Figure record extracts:
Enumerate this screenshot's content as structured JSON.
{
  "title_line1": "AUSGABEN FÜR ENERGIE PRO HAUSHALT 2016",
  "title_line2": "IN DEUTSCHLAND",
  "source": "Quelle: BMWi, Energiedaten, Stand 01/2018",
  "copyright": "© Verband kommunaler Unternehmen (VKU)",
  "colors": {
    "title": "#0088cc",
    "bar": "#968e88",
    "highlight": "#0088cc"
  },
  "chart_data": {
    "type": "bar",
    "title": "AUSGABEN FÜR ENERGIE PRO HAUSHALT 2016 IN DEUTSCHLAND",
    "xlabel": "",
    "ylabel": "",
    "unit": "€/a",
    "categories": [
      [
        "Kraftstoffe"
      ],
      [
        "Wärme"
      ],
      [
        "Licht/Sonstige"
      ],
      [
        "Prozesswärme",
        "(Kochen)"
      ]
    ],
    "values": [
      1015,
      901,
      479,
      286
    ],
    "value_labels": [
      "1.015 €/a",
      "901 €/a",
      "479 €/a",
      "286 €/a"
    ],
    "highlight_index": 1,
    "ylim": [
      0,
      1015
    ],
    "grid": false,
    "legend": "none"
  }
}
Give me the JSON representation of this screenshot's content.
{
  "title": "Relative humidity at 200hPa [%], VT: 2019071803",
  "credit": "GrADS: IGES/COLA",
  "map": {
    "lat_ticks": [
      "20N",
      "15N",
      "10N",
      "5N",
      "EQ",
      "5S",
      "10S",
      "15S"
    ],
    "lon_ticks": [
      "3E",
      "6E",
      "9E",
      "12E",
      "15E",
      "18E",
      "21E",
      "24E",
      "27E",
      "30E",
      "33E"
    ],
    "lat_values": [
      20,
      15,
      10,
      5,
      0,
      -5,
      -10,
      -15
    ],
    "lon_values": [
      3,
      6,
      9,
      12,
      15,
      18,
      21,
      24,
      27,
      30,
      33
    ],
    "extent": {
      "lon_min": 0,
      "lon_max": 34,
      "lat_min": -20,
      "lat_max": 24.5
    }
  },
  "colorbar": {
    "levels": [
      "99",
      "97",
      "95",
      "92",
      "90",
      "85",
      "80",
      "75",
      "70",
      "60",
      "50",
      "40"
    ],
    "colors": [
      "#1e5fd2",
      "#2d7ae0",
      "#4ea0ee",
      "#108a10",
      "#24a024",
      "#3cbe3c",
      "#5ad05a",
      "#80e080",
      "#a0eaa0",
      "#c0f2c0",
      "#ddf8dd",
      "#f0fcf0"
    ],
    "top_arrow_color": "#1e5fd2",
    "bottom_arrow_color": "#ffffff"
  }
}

__Task instructions__. Reply with only the number of lines in the material above where the string "AUSGABEN" appears.

__Output below__. 2